Note how many lines hold the string "ортезы" and give that number without any other words.

"""

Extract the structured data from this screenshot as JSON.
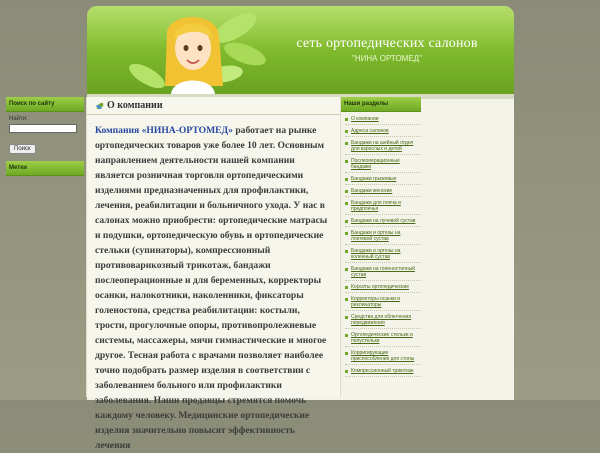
{
  "header": {
    "title": "сеть ортопедических салонов",
    "subtitle": "\"НИНА ОРТОМЕД\""
  },
  "sidebar_left": {
    "search_title": "Поиск по сайту",
    "find_label": "Найти:",
    "search_value": "",
    "search_button": "Поиск",
    "tags_title": "Метки"
  },
  "main": {
    "title": "О компании",
    "brand": "Компания «НИНА-ОРТОМЕД»",
    "body": " работает на рынке ортопедических товаров уже более 10 лет. Основным направлением деятельности нашей компании является розничная торговля ортопедическими изделиями предназначенных для профилактики, лечения, реабилитации и больничного ухода. У нас в салонах можно приобрести: ортопедические матрасы и подушки, ортопедическую обувь и ортопедические стельки (супинаторы), компрессионный противоварикозный трикотаж, бандажи послеоперационные и для беременных, корректоры осанки, налокотники, наколенники, фиксаторы голеностопа, средства реабилитации: костыли, трости, прогулочные опоры, противопролежневые системы, массажеры, мячи гимнастические и многое другое. Тесная работа с врачами позволяет наиболее точно подобрать размер изделия в соответствии с заболеванием больного или профилактики заболевания. Наши продавцы стремятся помочь каждому человеку. Медицинские ортопедические изделия значительно повысят эффективность лечения"
  },
  "sidebar_right": {
    "title": "Наши разделы",
    "items": [
      "О компании",
      "Адреса салонов",
      "Бандажи на шейный отдел для взрослых и детей",
      "Послеоперационные бандажи",
      "Бандажи грыжевые",
      "Бандажи женские",
      "Бандажи для плеча и предплечья",
      "Бандажи на лучевой сустав",
      "Бандажи и ортезы на локтевой сустав",
      "Бандажи и ортезы на коленный сустав",
      "Бандажи на голеностопный сустав",
      "Корсеты ортопедические",
      "Корректоры осанки и реклинаторы",
      "Средства для облегчения передвижения",
      "Ортопедические стельки и полустельки",
      "Корригирующие приспособления для стопы",
      "Компрессионный трикотаж"
    ]
  }
}
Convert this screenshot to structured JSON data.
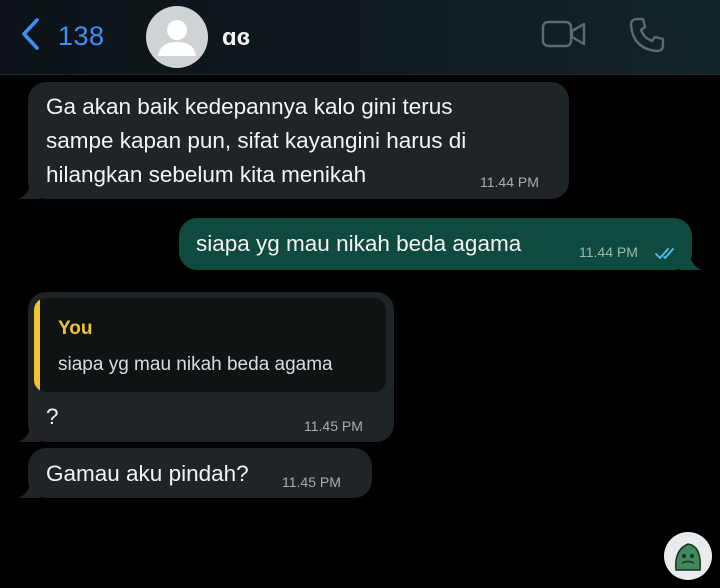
{
  "header": {
    "back_count": "138",
    "contact_name": "ɑɞ",
    "icons": [
      "chevron-left-icon",
      "video-icon",
      "phone-icon"
    ]
  },
  "messages": [
    {
      "direction": "incoming",
      "text": "Ga akan baik kedepannya kalo gini terus\nsampe kapan pun, sifat kayangini harus di\nhilangkan sebelum kita menikah",
      "time": "11.44 PM"
    },
    {
      "direction": "outgoing",
      "text": "siapa yg mau nikah beda agama",
      "time": "11.44 PM",
      "status": "read"
    },
    {
      "direction": "incoming",
      "quote": {
        "author": "You",
        "text": "siapa yg mau nikah beda agama"
      },
      "text": "?",
      "time": "11.45 PM"
    },
    {
      "direction": "incoming",
      "text": "Gamau aku pindah?",
      "time": "11.45 PM"
    }
  ],
  "colors": {
    "accent": "#3d8ff7",
    "incoming_bubble": "#1f2426",
    "outgoing_bubble": "#0f4a3e",
    "quote_bar": "#f1c232",
    "read_ticks": "#53bdeb"
  }
}
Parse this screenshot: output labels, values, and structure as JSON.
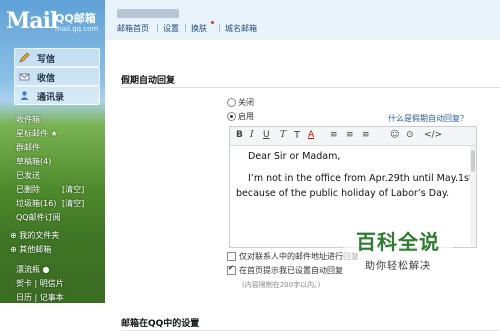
{
  "logo": {
    "main": "Mail",
    "qq": "QQ邮箱",
    "domain": "mail.qq.com"
  },
  "sidebar": {
    "buttons": [
      {
        "label": "写信",
        "icon": "pencil-icon"
      },
      {
        "label": "收信",
        "icon": "inbox-icon"
      },
      {
        "label": "通讯录",
        "icon": "contacts-icon"
      }
    ],
    "folders": [
      {
        "label": "收件箱"
      },
      {
        "label": "星标邮件 ★"
      },
      {
        "label": "群邮件"
      },
      {
        "label": "草稿箱(4)"
      },
      {
        "label": "已发送"
      },
      {
        "label": "已删除",
        "action": "[清空]"
      },
      {
        "label": "垃圾箱(16)",
        "action": "[清空]"
      },
      {
        "label": "QQ邮件订阅"
      },
      {
        "label": "⊕ 我的文件夹"
      },
      {
        "label": "⊕ 其他邮箱"
      },
      {
        "label": "漂流瓶 ●"
      },
      {
        "label": "贺卡 | 明信片"
      },
      {
        "label": "日历 | 记事本"
      }
    ]
  },
  "topbar": {
    "nav": [
      "邮箱首页",
      "设置",
      "换肤",
      "城名邮箱"
    ],
    "separators": [
      "|",
      "|",
      "|"
    ]
  },
  "content": {
    "section1_title": "假期自动回复",
    "radio_off": "关闭",
    "radio_on": "启用",
    "help_link": "什么是假期自动回复？",
    "toolbar": [
      "B",
      "I",
      "U",
      "T",
      "T",
      "A",
      "≡",
      "≡",
      "≡",
      "☺",
      "⊙",
      "</>"
    ],
    "editor_lines": [
      "Dear Sir or Madam,",
      "I’m not in the office from Apr.29th until May.1st",
      "because of the public holiday of Labor’s Day."
    ],
    "check1": "仅对联系人中的邮件地址进行回复",
    "check2": "在首页提示我已设置自动回复",
    "limit_note": "(内容限制在200字以内。)",
    "section2_title": "邮箱在QQ中的设置"
  },
  "watermark": {
    "title": "百科全说",
    "subtitle": "助你轻松解决"
  },
  "colors": {
    "accent": "#2a5ea8",
    "watermark": "#2f7d32"
  }
}
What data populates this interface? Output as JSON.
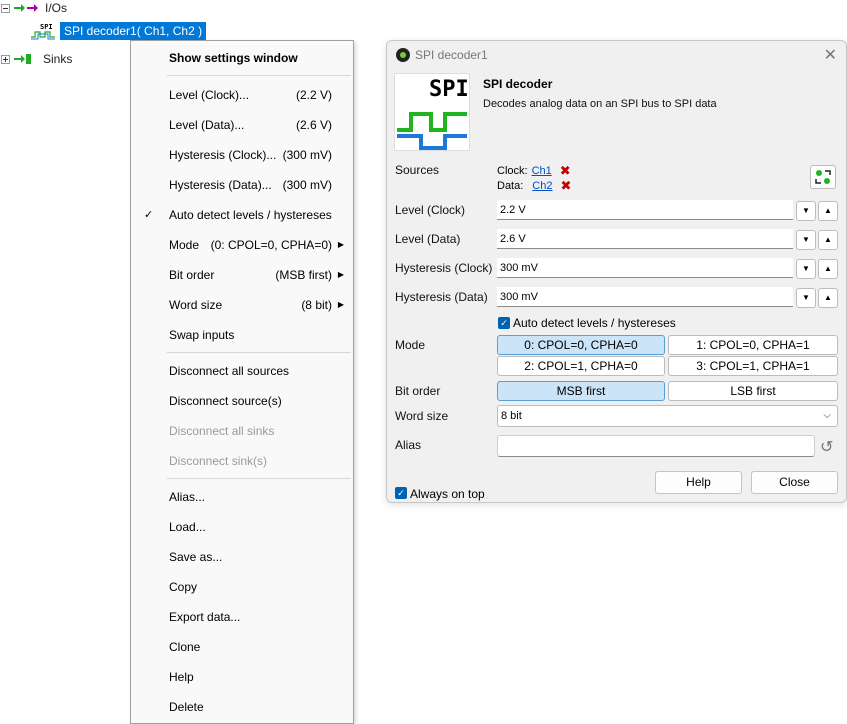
{
  "tree": {
    "ios_label": "I/Os",
    "device_icon_text": "SPI",
    "selected_label": "SPI decoder1( Ch1, Ch2 )",
    "sinks_label": "Sinks"
  },
  "context_menu": {
    "items": [
      {
        "label": "Show settings window",
        "value": "",
        "bold": true
      },
      {
        "label": "Level (Clock)...",
        "value": "(2.2 V)"
      },
      {
        "label": "Level (Data)...",
        "value": "(2.6 V)"
      },
      {
        "label": "Hysteresis (Clock)...",
        "value": "(300 mV)"
      },
      {
        "label": "Hysteresis (Data)...",
        "value": "(300 mV)"
      },
      {
        "label": "Auto detect levels / hystereses",
        "value": "",
        "checked": true
      },
      {
        "label": "Mode",
        "value": "(0: CPOL=0, CPHA=0)",
        "submenu": true
      },
      {
        "label": "Bit order",
        "value": "(MSB first)",
        "submenu": true
      },
      {
        "label": "Word size",
        "value": "(8 bit)",
        "submenu": true
      },
      {
        "label": "Swap inputs",
        "value": ""
      },
      {
        "label": "Disconnect all sources",
        "value": ""
      },
      {
        "label": "Disconnect source(s)",
        "value": ""
      },
      {
        "label": "Disconnect all sinks",
        "value": "",
        "disabled": true
      },
      {
        "label": "Disconnect sink(s)",
        "value": "",
        "disabled": true
      },
      {
        "label": "Alias...",
        "value": ""
      },
      {
        "label": "Load...",
        "value": ""
      },
      {
        "label": "Save as...",
        "value": ""
      },
      {
        "label": "Copy",
        "value": ""
      },
      {
        "label": "Export data...",
        "value": ""
      },
      {
        "label": "Clone",
        "value": ""
      },
      {
        "label": "Help",
        "value": ""
      },
      {
        "label": "Delete",
        "value": ""
      }
    ]
  },
  "dialog": {
    "title": "SPI decoder1",
    "logo_text": "SPI",
    "header_title": "SPI decoder",
    "header_desc": "Decodes analog data on an SPI bus to SPI data",
    "sources_label": "Sources",
    "clock_prefix": "Clock:",
    "clock_link": "Ch1",
    "data_prefix": "Data:",
    "data_link": "Ch2",
    "level_clock_label": "Level (Clock)",
    "level_clock_value": "2.2 V",
    "level_data_label": "Level (Data)",
    "level_data_value": "2.6 V",
    "hyst_clock_label": "Hysteresis (Clock)",
    "hyst_clock_value": "300 mV",
    "hyst_data_label": "Hysteresis (Data)",
    "hyst_data_value": "300 mV",
    "auto_detect_label": "Auto detect levels / hystereses",
    "mode_label": "Mode",
    "mode_options": [
      "0: CPOL=0, CPHA=0",
      "1: CPOL=0, CPHA=1",
      "2: CPOL=1, CPHA=0",
      "3: CPOL=1, CPHA=1"
    ],
    "mode_selected": 0,
    "bit_order_label": "Bit order",
    "bit_order_options": [
      "MSB first",
      "LSB first"
    ],
    "word_size_label": "Word size",
    "word_size_value": "8 bit",
    "alias_label": "Alias",
    "alias_value": "",
    "always_on_top_label": "Always on top",
    "help_button": "Help",
    "close_button": "Close"
  },
  "colors": {
    "selection": "#0078d7",
    "accent": "#0063b1",
    "link": "#0050c8",
    "delete_red": "#c00000",
    "logo_green": "#1fb51f",
    "logo_blue": "#1e78d8"
  },
  "icons": {
    "close": "close-icon",
    "swap": "swap-inputs-icon",
    "reset": "reset-icon",
    "spin_down": "spin-down-icon",
    "spin_up": "spin-up-icon"
  }
}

"""

COMPLETE OUTPUT :: 2